* TO BE DONE *
Your task is to transcribe the records exactly, skipping every image.

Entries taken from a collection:
########
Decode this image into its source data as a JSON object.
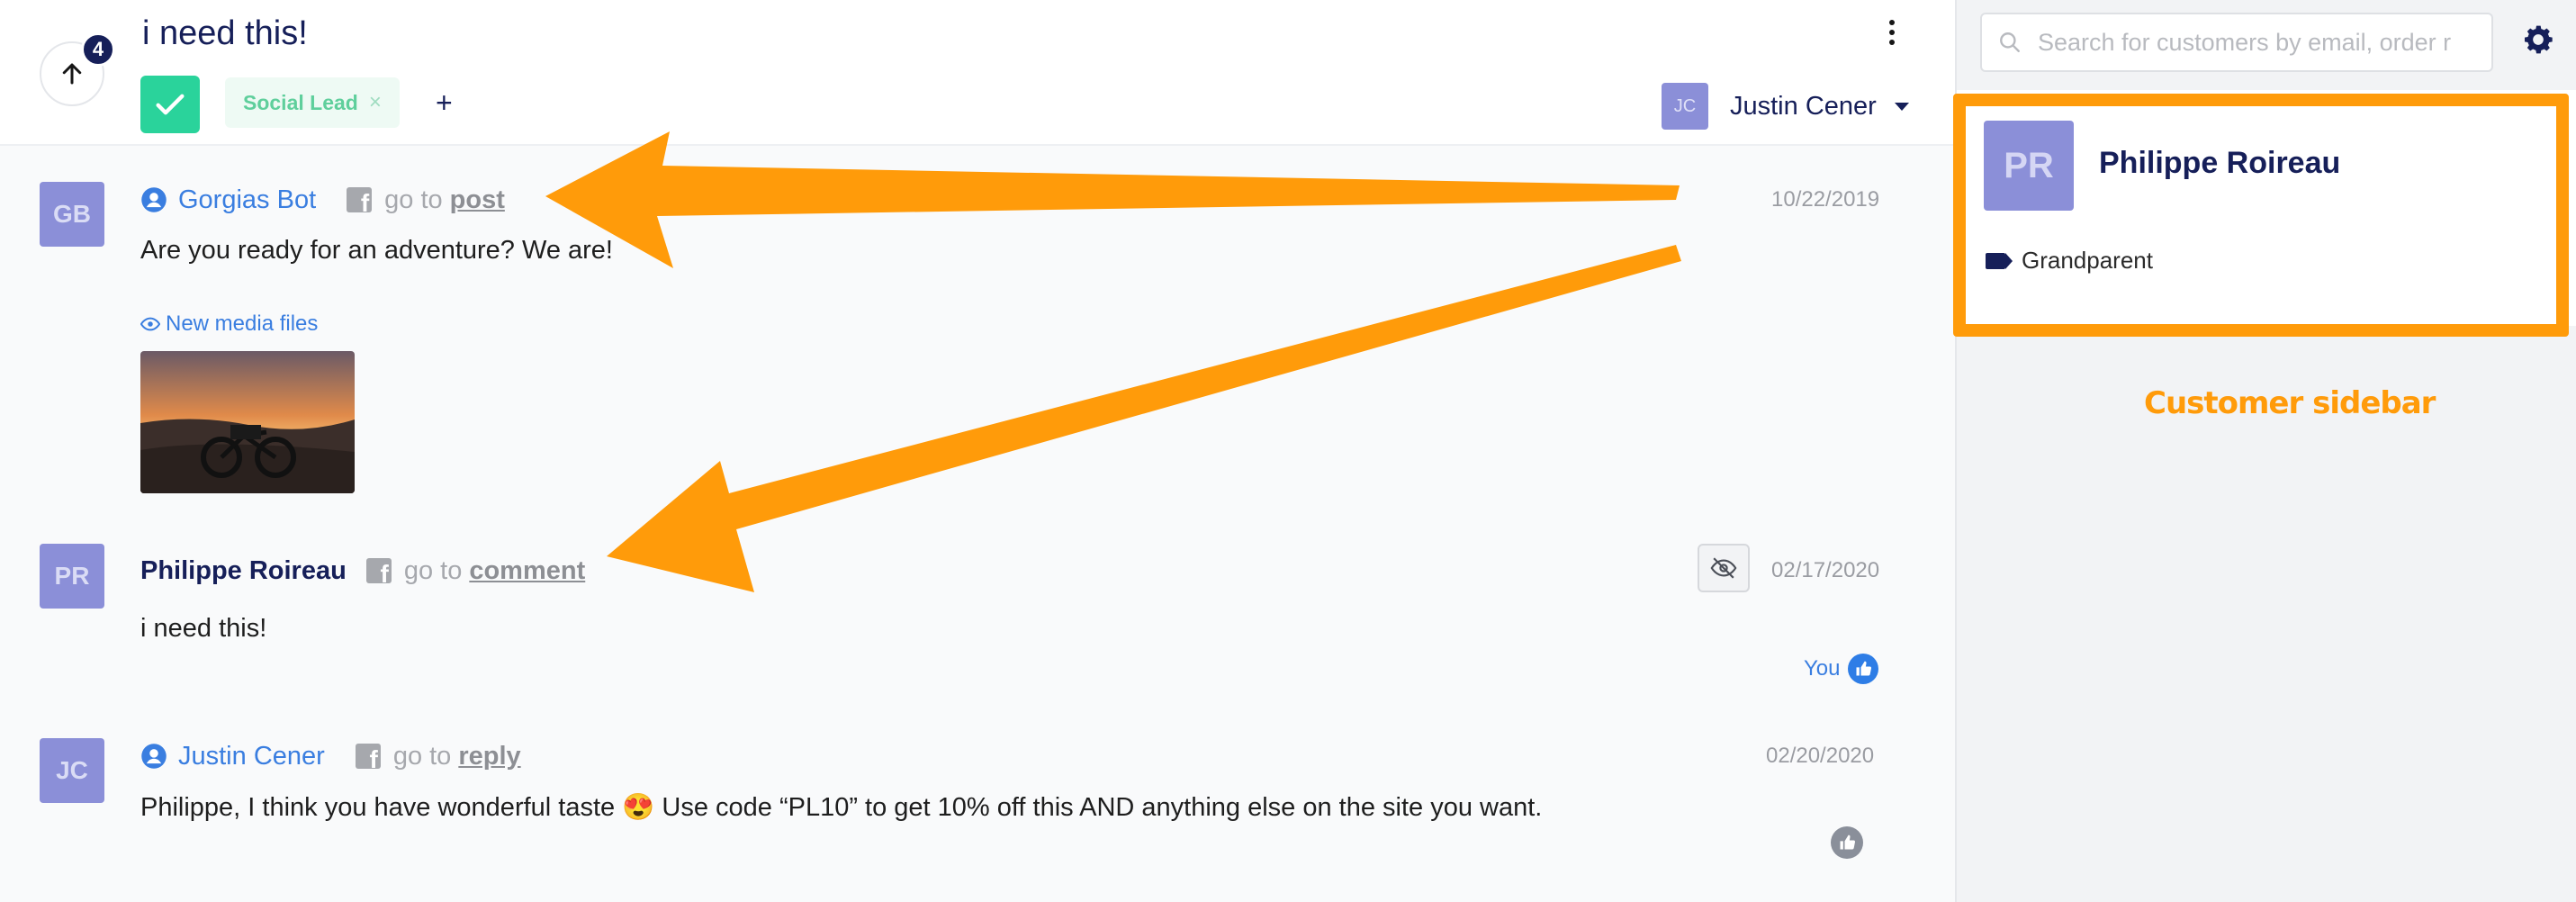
{
  "header": {
    "title": "i need this!",
    "unread_count": "4",
    "tag": "Social Lead",
    "tag_remove": "×",
    "add_tag": "+",
    "assignee_initials": "JC",
    "assignee_name": "Justin Cener"
  },
  "messages": [
    {
      "initials": "GB",
      "author": "Gorgias Bot",
      "goto_prefix": "go to",
      "goto_link": "post",
      "date": "10/22/2019",
      "body": "Are you ready for an adventure? We are!",
      "media_label": "New media files"
    },
    {
      "initials": "PR",
      "author": "Philippe Roireau",
      "goto_prefix": "go to",
      "goto_link": "comment",
      "date": "02/17/2020",
      "body": "i need this!",
      "reaction_label": "You"
    },
    {
      "initials": "JC",
      "author": "Justin Cener",
      "goto_prefix": "go to",
      "goto_link": "reply",
      "date": "02/20/2020",
      "body": "Philippe, I think you have wonderful taste 😍  Use code “PL10” to get 10% off this AND anything else on the site you want."
    }
  ],
  "sidebar": {
    "search_placeholder": "Search for customers by email, order r",
    "customer_initials": "PR",
    "customer_name": "Philippe Roireau",
    "customer_tag": "Grandparent",
    "caption": "Customer sidebar"
  },
  "colors": {
    "accent": "#3a7ee0",
    "navy": "#161f59",
    "success": "#2ad39b",
    "annotation": "#ff9b0a",
    "avatar": "#8b8fd8"
  }
}
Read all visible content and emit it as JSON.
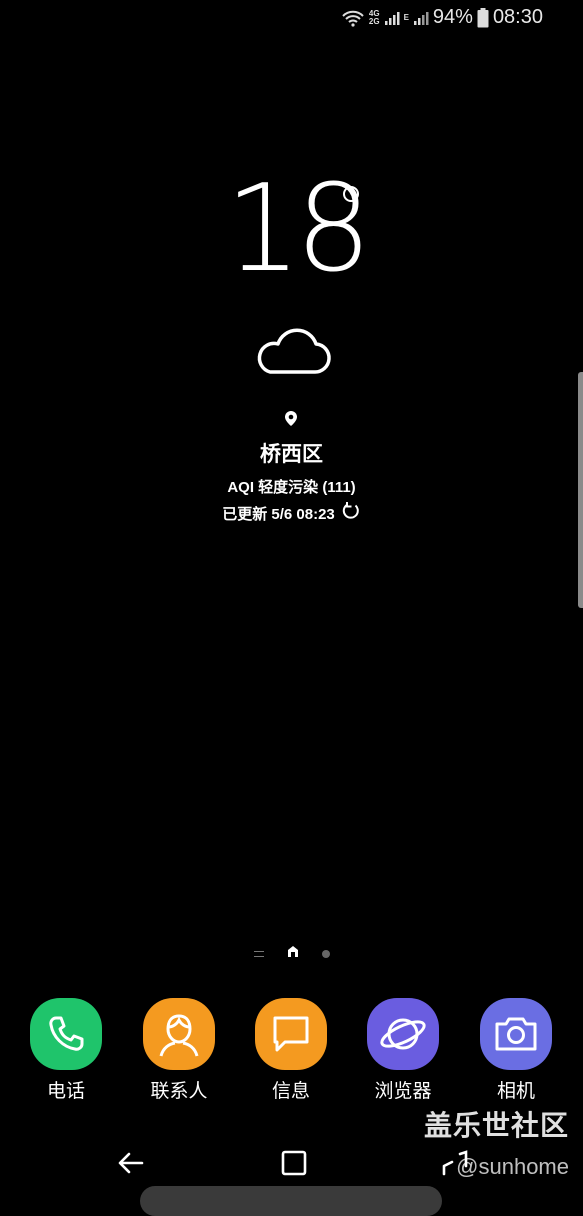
{
  "status": {
    "net_top": "4G",
    "net_bottom": "2G",
    "net2": "E",
    "battery": "94%",
    "time": "08:30"
  },
  "weather": {
    "temperature": "18",
    "condition_icon": "cloud-icon",
    "location": "桥西区",
    "aqi": "AQI 轻度污染 (111)",
    "updated": "已更新 5/6 08:23"
  },
  "dock": {
    "apps": [
      {
        "label": "电话",
        "icon": "phone-icon",
        "color": "#1fc46b"
      },
      {
        "label": "联系人",
        "icon": "contacts-icon",
        "color": "#f49a20"
      },
      {
        "label": "信息",
        "icon": "message-icon",
        "color": "#f49a20"
      },
      {
        "label": "浏览器",
        "icon": "browser-icon",
        "color": "#6a5de0"
      },
      {
        "label": "相机",
        "icon": "camera-icon",
        "color": "#6a6ee3"
      }
    ]
  },
  "watermark": {
    "title": "盖乐世社区",
    "sub": "@sunhome"
  }
}
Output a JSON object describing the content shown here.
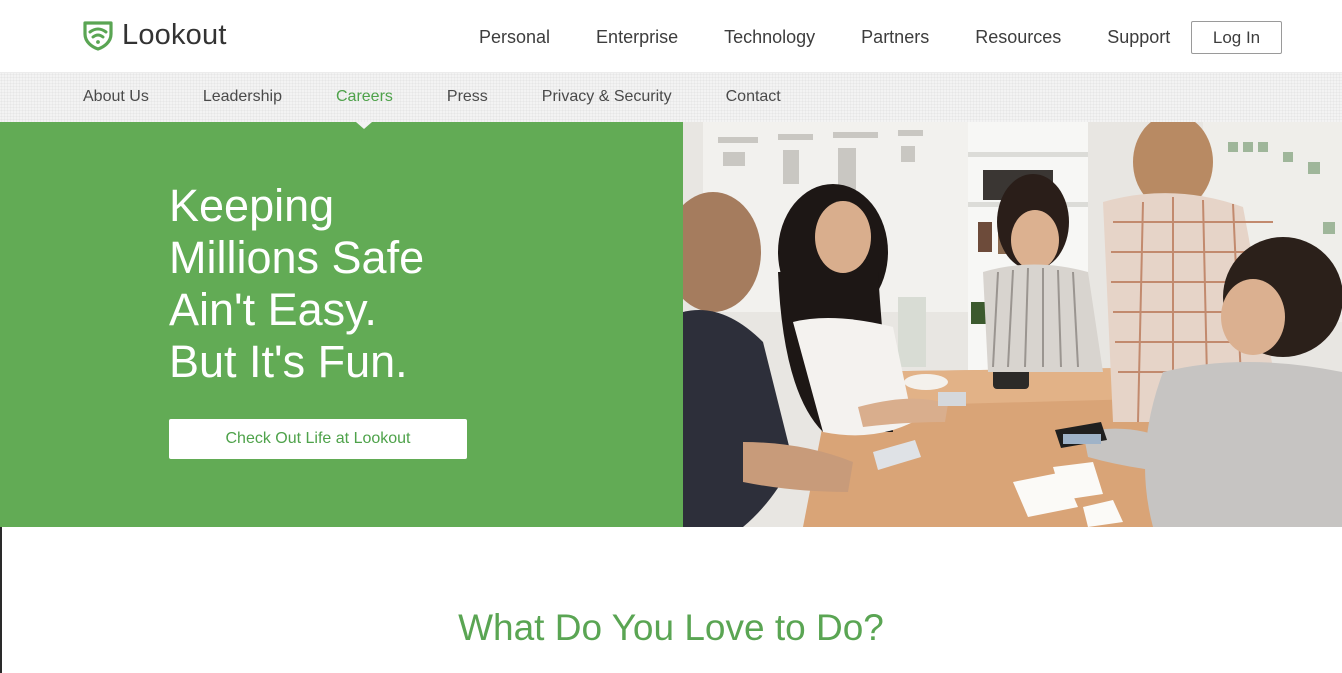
{
  "brand": {
    "name": "Lookout",
    "color": "#62ab55",
    "logo_icon": "shield-wifi-icon"
  },
  "main_nav": {
    "items": [
      "Personal",
      "Enterprise",
      "Technology",
      "Partners",
      "Resources",
      "Support"
    ],
    "login_label": "Log In"
  },
  "sub_nav": {
    "items": [
      "About Us",
      "Leadership",
      "Careers",
      "Press",
      "Privacy & Security",
      "Contact"
    ],
    "active": "Careers"
  },
  "hero": {
    "lines": [
      "Keeping",
      "Millions Safe",
      "Ain't Easy.",
      "But It's Fun."
    ],
    "cta_label": "Check Out Life at Lookout",
    "photo_icon": "team-photo"
  },
  "section": {
    "title": "What Do You Love to Do?"
  }
}
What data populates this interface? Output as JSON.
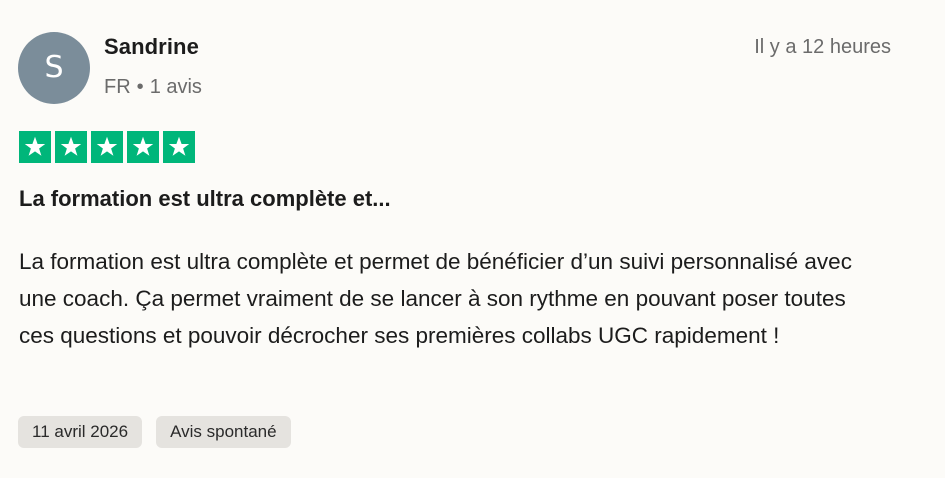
########
* TASK ANSWER *
Decode this image into its source data as a JSON object.
{
  "header": {
    "title": "i need this!",
    "unread_count": "4",
    "tag": "Social Lead",
    "tag_remove": "×",
    "add_tag": "+",
    "assignee_initials": "JC",
    "assignee_name": "Justin Cener"
  },
  "messages": [
    {
      "initials": "GB",
      "author": "Gorgias Bot",
      "goto_prefix": "go to",
      "goto_link": "post",
      "date": "10/22/2019",
      "body": "Are you ready for an adventure? We are!",
      "media_label": "New media files"
    },
    {
      "initials": "PR",
      "author": "Philippe Roireau",
      "goto_prefix": "go to",
      "goto_link": "comment",
      "date": "02/17/2020",
      "body": "i need this!",
      "reaction_label": "You"
    },
    {
      "initials": "JC",
      "author": "Justin Cener",
      "goto_prefix": "go to",
      "goto_link": "reply",
      "date": "02/20/2020",
      "body": "Philippe, I think you have wonderful taste 😍  Use code “PL10” to get 10% off this AND anything else on the site you want."
    }
  ],
  "sidebar": {
    "search_placeholder": "Search for customers by email, order r",
    "customer_initials": "PR",
    "customer_name": "Philippe Roireau",
    "customer_tag": "Grandparent",
    "caption": "Customer sidebar"
  },
  "colors": {
    "accent": "#3a7ee0",
    "navy": "#161f59",
    "success": "#2ad39b",
    "annotation": "#ff9b0a",
    "avatar": "#8b8fd8"
  }
}
Read all visible content and emit it as JSON.
{
  "status": {
    "net_top": "4G",
    "net_bottom": "2G",
    "net2": "E",
    "battery": "94%",
    "time": "08:30"
  },
  "weather": {
    "temperature": "18",
    "condition_icon": "cloud-icon",
    "location": "桥西区",
    "aqi": "AQI 轻度污染 (111)",
    "updated": "已更新 5/6 08:23"
  },
  "dock": {
    "apps": [
      {
        "label": "电话",
        "icon": "phone-icon",
        "color": "#1fc46b"
      },
      {
        "label": "联系人",
        "icon": "contacts-icon",
        "color": "#f49a20"
      },
      {
        "label": "信息",
        "icon": "message-icon",
        "color": "#f49a20"
      },
      {
        "label": "浏览器",
        "icon": "browser-icon",
        "color": "#6a5de0"
      },
      {
        "label": "相机",
        "icon": "camera-icon",
        "color": "#6a6ee3"
      }
    ]
  },
  "watermark": {
    "title": "盖乐世社区",
    "sub": "@sunhome"
  }
}
Output a JSON object describing the content shown here.
{
  "brand": {
    "name": "Lookout",
    "color": "#62ab55",
    "logo_icon": "shield-wifi-icon"
  },
  "main_nav": {
    "items": [
      "Personal",
      "Enterprise",
      "Technology",
      "Partners",
      "Resources",
      "Support"
    ],
    "login_label": "Log In"
  },
  "sub_nav": {
    "items": [
      "About Us",
      "Leadership",
      "Careers",
      "Press",
      "Privacy & Security",
      "Contact"
    ],
    "active": "Careers"
  },
  "hero": {
    "lines": [
      "Keeping",
      "Millions Safe",
      "Ain't Easy.",
      "But It's Fun."
    ],
    "cta_label": "Check Out Life at Lookout",
    "photo_icon": "team-photo"
  },
  "section": {
    "title": "What Do You Love to Do?"
  }
}
What data populates this interface? Output as JSON.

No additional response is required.